» WORK TO BE COMPLETED
For every line in the records that has the word "координат", make a copy.

» EXERCISE MATERIALS

○ ○ ○ ○

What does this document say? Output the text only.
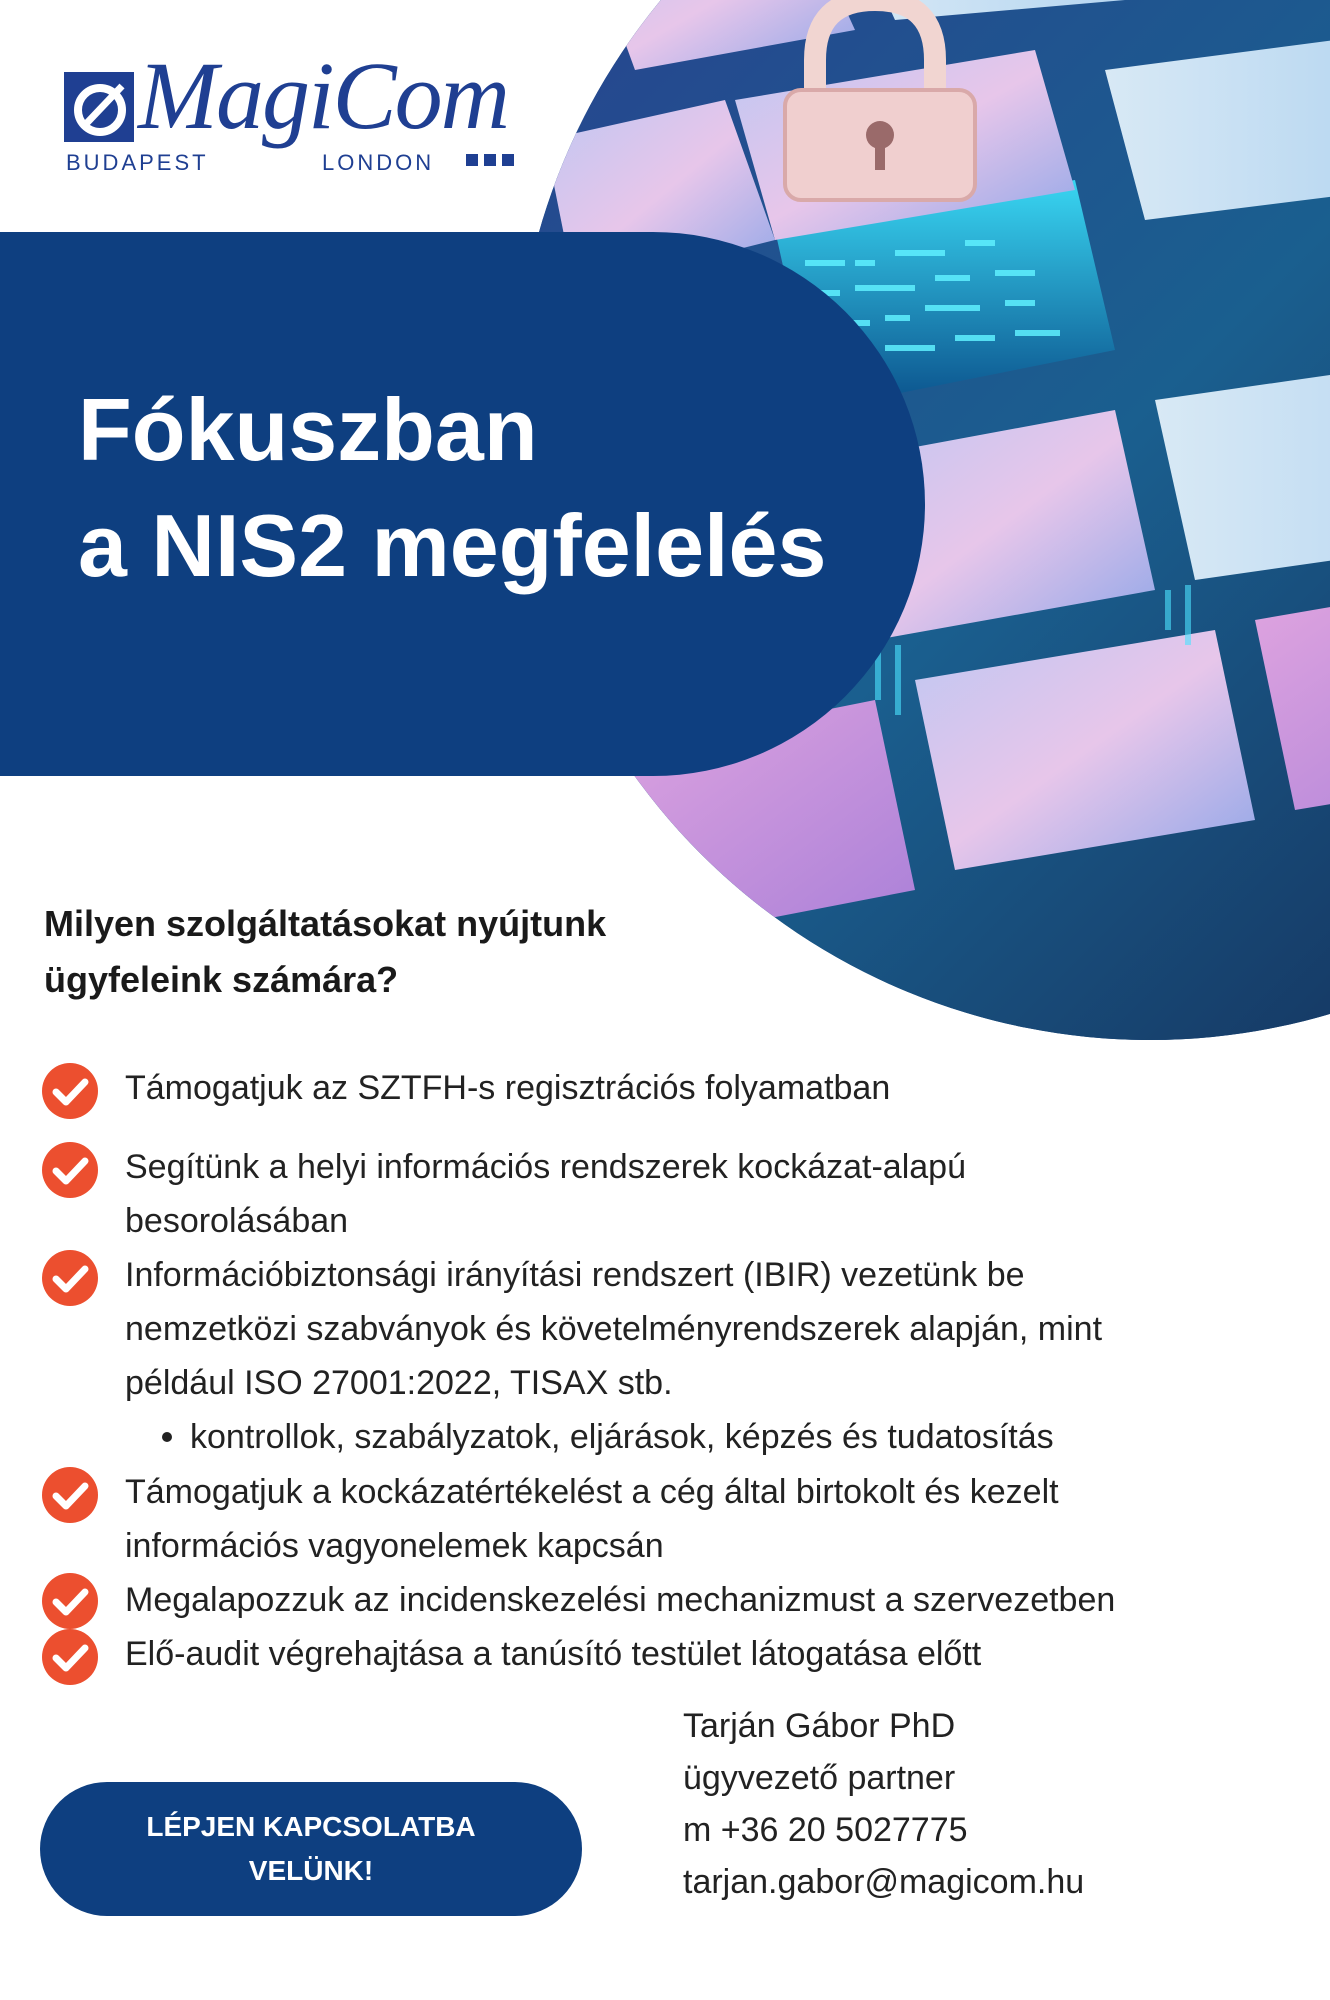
MagiCom
BUDAPEST	LONDON
Fókuszban
a NIS2 megfelelés
Milyen szolgáltatásokat nyújtunk
ügyfeleink számára?
Támogatjuk az SZTFH-s regisztrációs folyamatban
Segítünk a helyi információs rendszerek kockázat-alapú
besorolásában
Információbiztonsági irányítási rendszert (IBIR) vezetünk be
nemzetközi szabványok és követelményrendszerek alapján, mint
például ISO 27001:2022, TISAX stb.
kontrollok, szabályzatok, eljárások, képzés és tudatosítás
Támogatjuk a kockázatértékelést a cég által birtokolt és kezelt
információs vagyonelemek kapcsán
Megalapozzuk az incidenskezelési mechanizmust a szervezetben
Elő-audit végrehajtása a tanúsító testület látogatása előtt
LÉPJEN KAPCSOLATBA
VELÜNK!
Tarján Gábor PhD
ügyvezető partner
m +36 20 5027775
tarjan.gabor@magicom.hu
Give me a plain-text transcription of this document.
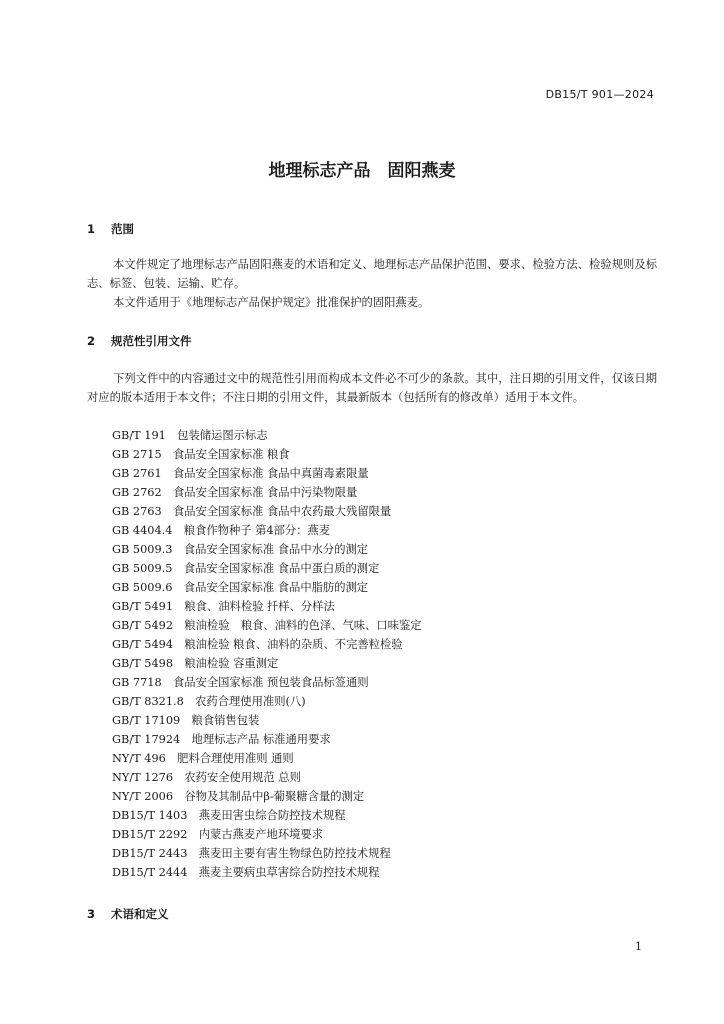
DB15/T 901—2024
地理标志产品　固阳燕麦
1 范围
本文件规定了地理标志产品固阳燕麦的术语和定义、地理标志产品保护范围、要求、检验方法、检验规则及标志、标签、包装、运输、贮存。
本文件适用于《地理标志产品保护规定》批准保护的固阳燕麦。
2 规范性引用文件
下列文件中的内容通过文中的规范性引用而构成本文件必不可少的条款。其中，注日期的引用文件，仅该日期对应的版本适用于本文件；不注日期的引用文件，其最新版本（包括所有的修改单）适用于本文件。
GB/T 191　 包装储运图示标志
GB 2715　 食品安全国家标准 粮食
GB 2761　 食品安全国家标准 食品中真菌毒素限量
GB 2762　 食品安全国家标准 食品中污染物限量
GB 2763　 食品安全国家标准 食品中农药最大残留限量
GB 4404.4　 粮食作物种子 第4部分：燕麦
GB 5009.3　 食品安全国家标准 食品中水分的测定
GB 5009.5　 食品安全国家标准 食品中蛋白质的测定
GB 5009.6　 食品安全国家标准 食品中脂肪的测定
GB/T 5491　 粮食、油料检验 扦样、分样法
GB/T 5492　 粮油检验　粮食、油料的色泽、气味、口味鉴定
GB/T 5494　 粮油检验 粮食、油料的杂质、不完善粒检验
GB/T 5498　 粮油检验 容重测定
GB 7718　 食品安全国家标准 预包装食品标签通则
GB/T 8321.8　 农药合理使用准则(八)
GB/T 17109　 粮食销售包装
GB/T 17924　 地理标志产品 标准通用要求
NY/T 496　 肥料合理使用准则 通则
NY/T 1276　 农药安全使用规范 总则
NY/T 2006　 谷物及其制品中β-葡聚糖含量的测定
DB15/T 1403　 燕麦田害虫综合防控技术规程
DB15/T 2292　 内蒙古燕麦产地环境要求
DB15/T 2443　 燕麦田主要有害生物绿色防控技术规程
DB15/T 2444　 燕麦主要病虫草害综合防控技术规程
3 术语和定义
1
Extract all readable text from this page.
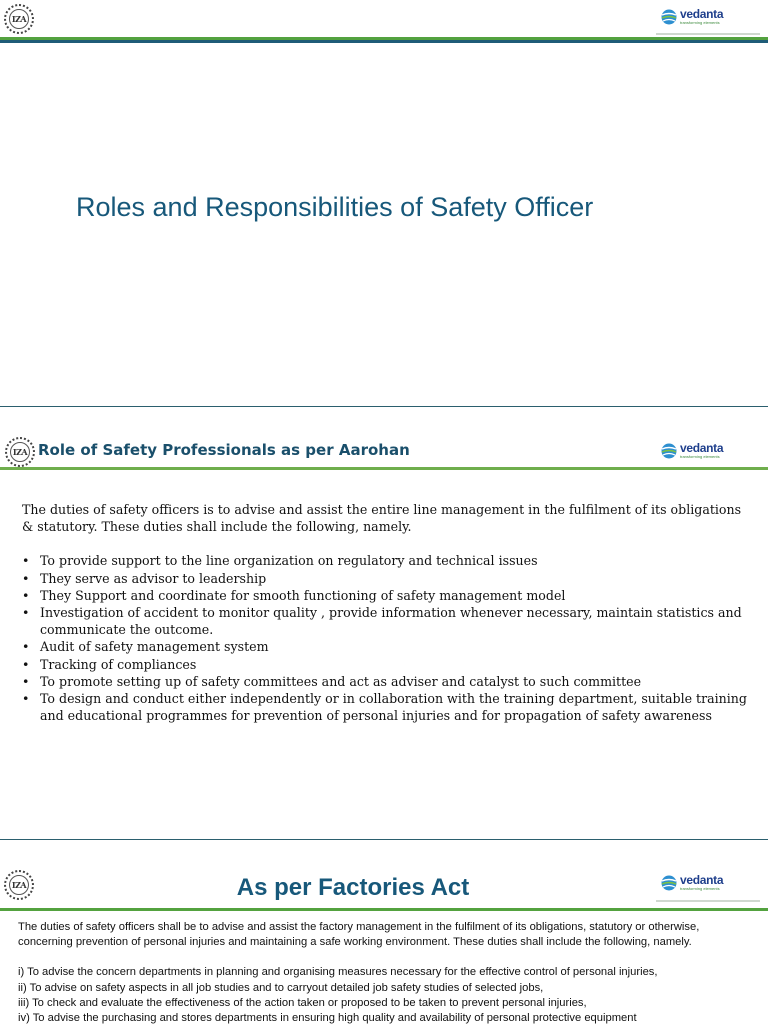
IZA	vedanta
transforming elements
Roles and Responsibilities of Safety Officer
IZA Role of Safety Professionals as per Aarohan	vedanta
transforming elements

The duties of safety officers is to advise and assist the entire line management in the fulfilment of its obligations & statutory. These duties shall include the following, namely.

• To provide support to the line organization on regulatory and technical issues
• They serve as advisor to leadership
• They Support and coordinate for smooth functioning of safety management model
• Investigation of accident to monitor quality , provide information whenever necessary, maintain statistics and communicate the outcome.
• Audit of safety management system
• Tracking of compliances
• To promote setting up of safety committees and act as adviser and catalyst to such committee
• To design and conduct either independently or in collaboration with the training department, suitable training and educational programmes for prevention of personal injuries and for propagation of safety awareness
IZA	As per Factories Act	vedanta
transforming elements

The duties of safety officers shall be to advise and assist the factory management in the fulfilment of its obligations, statutory or otherwise, concerning prevention of personal injuries and maintaining a safe working environment. These duties shall include the following, namely.

i) To advise the concern departments in planning and organising measures necessary for the effective control of personal injuries,
ii) To advise on safety aspects in all job studies and to carryout detailed job safety studies of selected jobs,
iii) To check and evaluate the effectiveness of the action taken or proposed to be taken to prevent personal injuries,
iv) To advise the purchasing and stores departments in ensuring high quality and availability of personal protective equipment
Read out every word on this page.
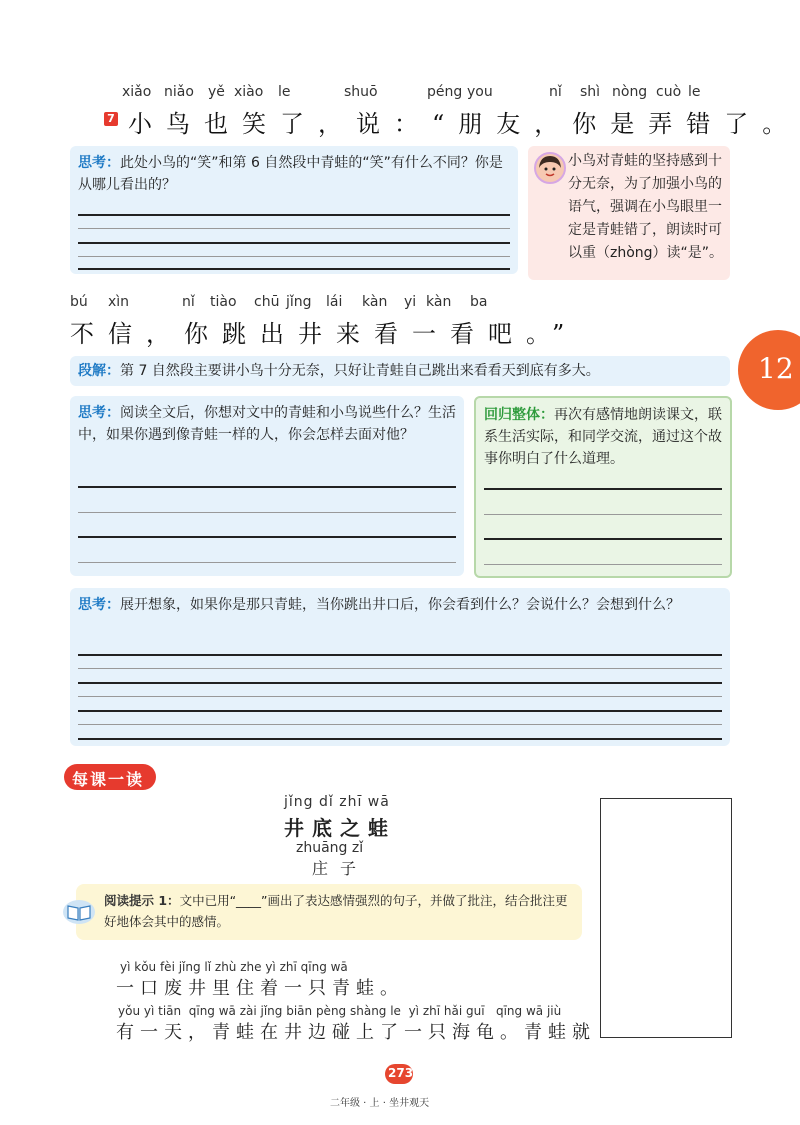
xiǎo niǎo yě xiào le	shuō	péng you	nǐ shì nòng cuò le
7 小鸟也笑了，说：“朋友，你是弄错了。
思考：此处小鸟的“笑”和第 6 自然段中青蛙的“笑”有什么不同？你是从哪儿看出的？
小鸟对青蛙的坚持感到十分无奈，为了加强小鸟的语气，强调在小鸟眼里一定是青蛙错了，朗读时可以重（zhòng）读“是”。
bú xìn	nǐ tiào chū jǐng lái kàn yi kàn ba
不信，你跳出井来看一看吧。”
12
段解：第 7 自然段主要讲小鸟十分无奈，只好让青蛙自己跳出来看看天到底有多大。
思考：阅读全文后，你想对文中的青蛙和小鸟说些什么？生活中，如果你遇到像青蛙一样的人，你会怎样去面对他？
回归整体：再次有感情地朗读课文，联系生活实际，和同学交流，通过这个故事你明白了什么道理。
思考：展开想象，如果你是那只青蛙，当你跳出井口后，你会看到什么？会说什么？会想到什么？
每课一读
jǐng dǐ zhī wā
井底之蛙
zhuāng zǐ
庄子
阅读提示 1：文中已用“____”画出了表达感情强烈的句子，并做了批注，结合批注更好地体会其中的感情。
yì kǒu fèi jǐng lǐ zhù zhe yì zhī qīng wā
一口废井里住着一只青蛙。
yǒu yì tiān  qīng wā zài jǐng biān pèng shàng le  yì zhī hǎi guī   qīng wā jiù
有一天，青蛙在井边碰上了一只海龟。青蛙就
273
二年级 · 上 · 坐井观天
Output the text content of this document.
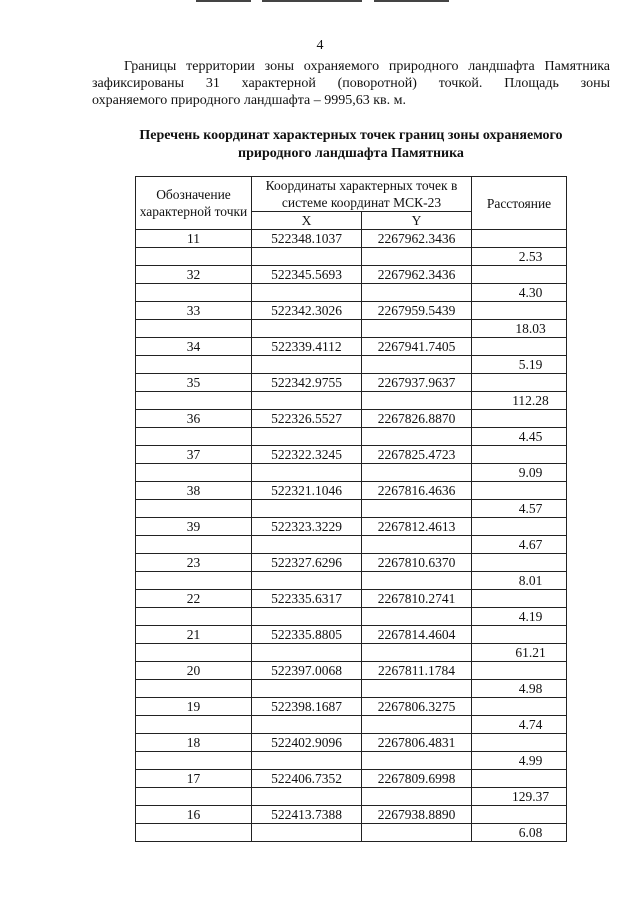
4
Границы территории зоны охраняемого природного ландшафта Памятника
зафиксированы 31 характерной (поворотной) точкой. Площадь зоны
охраняемого природного ландшафта – 9995,63 кв. м.
Перечень координат характерных точек границ зоны охраняемого
природного ландшафта Памятника
Обозначение характерной точки	Координаты характерных точек в системе координат МСК-23		Расстояние
	X	Y	
11	522348.1037	2267962.3436	
			2.53
32	522345.5693	2267962.3436	
			4.30
33	522342.3026	2267959.5439	
			18.03
34	522339.4112	2267941.7405	
			5.19
35	522342.9755	2267937.9637	
			112.28
36	522326.5527	2267826.8870	
			4.45
37	522322.3245	2267825.4723	
			9.09
38	522321.1046	2267816.4636	
			4.57
39	522323.3229	2267812.4613	
			4.67
23	522327.6296	2267810.6370	
			8.01
22	522335.6317	2267810.2741	
			4.19
21	522335.8805	2267814.4604	
			61.21
20	522397.0068	2267811.1784	
			4.98
19	522398.1687	2267806.3275	
			4.74
18	522402.9096	2267806.4831	
			4.99
17	522406.7352	2267809.6998	
			129.37
16	522413.7388	2267938.8890	
			6.08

○ ○ ○ ○

» EXERCISE ANSWER
Перечень координат характерных точек границ зоны охраняемого
Обозначение характерной точки	Координаты характерных точек в системе координат МСК-23		Расстояние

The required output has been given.